*Problem details:* Work out how many lines in the listing below include the word "Home"; answer with the number alone.

---- Data extract

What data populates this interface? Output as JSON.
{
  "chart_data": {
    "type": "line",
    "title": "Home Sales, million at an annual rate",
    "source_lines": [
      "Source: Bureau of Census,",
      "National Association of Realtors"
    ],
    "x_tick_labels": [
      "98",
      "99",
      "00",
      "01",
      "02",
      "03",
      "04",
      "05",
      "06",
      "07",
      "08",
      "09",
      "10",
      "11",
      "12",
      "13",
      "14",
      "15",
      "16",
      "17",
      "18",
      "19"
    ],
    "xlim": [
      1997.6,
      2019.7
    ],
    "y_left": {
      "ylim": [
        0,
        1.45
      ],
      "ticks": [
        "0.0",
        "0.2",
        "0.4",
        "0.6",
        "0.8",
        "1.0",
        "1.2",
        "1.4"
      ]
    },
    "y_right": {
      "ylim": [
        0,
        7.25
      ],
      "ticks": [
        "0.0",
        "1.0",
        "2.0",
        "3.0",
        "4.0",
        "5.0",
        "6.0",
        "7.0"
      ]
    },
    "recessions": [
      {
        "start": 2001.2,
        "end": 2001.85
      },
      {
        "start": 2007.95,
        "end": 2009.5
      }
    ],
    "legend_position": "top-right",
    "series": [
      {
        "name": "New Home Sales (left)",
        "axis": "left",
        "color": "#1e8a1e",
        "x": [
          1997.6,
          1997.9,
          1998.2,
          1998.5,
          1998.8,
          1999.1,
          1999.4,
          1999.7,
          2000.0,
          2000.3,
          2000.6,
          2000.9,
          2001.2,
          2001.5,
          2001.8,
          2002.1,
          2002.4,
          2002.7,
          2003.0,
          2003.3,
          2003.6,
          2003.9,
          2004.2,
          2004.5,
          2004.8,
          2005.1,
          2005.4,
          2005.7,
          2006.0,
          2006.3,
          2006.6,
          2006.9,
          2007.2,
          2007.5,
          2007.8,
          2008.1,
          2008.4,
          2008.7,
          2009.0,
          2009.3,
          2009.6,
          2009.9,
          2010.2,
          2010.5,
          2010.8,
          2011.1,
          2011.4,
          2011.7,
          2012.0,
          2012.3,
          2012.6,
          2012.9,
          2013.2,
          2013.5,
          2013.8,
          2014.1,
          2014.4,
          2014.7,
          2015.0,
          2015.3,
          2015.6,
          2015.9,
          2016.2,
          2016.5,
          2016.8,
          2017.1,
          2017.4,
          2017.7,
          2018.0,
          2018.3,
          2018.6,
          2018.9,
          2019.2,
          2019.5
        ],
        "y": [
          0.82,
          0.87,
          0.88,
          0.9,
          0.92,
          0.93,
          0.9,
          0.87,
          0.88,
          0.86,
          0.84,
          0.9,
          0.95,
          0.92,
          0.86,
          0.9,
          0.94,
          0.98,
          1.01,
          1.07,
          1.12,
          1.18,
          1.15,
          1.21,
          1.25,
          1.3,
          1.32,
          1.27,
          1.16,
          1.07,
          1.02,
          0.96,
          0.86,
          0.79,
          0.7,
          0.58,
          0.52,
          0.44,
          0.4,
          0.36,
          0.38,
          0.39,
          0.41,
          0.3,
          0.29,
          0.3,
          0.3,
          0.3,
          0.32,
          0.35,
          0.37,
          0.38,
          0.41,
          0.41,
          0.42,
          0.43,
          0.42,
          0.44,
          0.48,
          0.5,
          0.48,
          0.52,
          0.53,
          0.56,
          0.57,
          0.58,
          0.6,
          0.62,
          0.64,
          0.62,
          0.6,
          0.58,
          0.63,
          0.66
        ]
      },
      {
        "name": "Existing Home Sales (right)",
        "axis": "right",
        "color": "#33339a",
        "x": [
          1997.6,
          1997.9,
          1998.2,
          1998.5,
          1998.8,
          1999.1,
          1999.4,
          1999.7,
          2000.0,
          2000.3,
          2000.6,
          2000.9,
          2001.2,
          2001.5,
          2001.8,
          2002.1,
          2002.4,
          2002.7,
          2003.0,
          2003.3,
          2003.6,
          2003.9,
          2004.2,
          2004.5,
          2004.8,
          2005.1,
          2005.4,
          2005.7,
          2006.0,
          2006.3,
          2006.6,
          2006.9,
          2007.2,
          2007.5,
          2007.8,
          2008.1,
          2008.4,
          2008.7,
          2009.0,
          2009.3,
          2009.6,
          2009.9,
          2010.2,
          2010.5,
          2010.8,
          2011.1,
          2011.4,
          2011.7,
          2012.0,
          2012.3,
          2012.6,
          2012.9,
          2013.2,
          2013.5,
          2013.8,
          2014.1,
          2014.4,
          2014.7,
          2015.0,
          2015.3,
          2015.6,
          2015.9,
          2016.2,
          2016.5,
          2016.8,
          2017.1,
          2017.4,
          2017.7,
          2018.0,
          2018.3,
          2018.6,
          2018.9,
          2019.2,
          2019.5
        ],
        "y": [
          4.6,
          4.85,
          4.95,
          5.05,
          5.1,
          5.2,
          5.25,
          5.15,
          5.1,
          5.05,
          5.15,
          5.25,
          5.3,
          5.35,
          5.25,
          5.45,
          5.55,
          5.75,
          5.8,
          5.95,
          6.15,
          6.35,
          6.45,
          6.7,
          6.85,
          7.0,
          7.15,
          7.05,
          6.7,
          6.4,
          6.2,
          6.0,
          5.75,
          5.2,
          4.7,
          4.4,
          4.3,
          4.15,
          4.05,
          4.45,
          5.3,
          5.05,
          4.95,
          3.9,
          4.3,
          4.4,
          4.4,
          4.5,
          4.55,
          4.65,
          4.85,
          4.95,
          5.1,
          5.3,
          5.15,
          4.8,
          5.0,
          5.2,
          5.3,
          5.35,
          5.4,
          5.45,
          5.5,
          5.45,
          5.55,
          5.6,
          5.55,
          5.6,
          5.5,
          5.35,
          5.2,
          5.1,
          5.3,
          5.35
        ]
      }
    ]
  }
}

--------

*Result for this task:* 3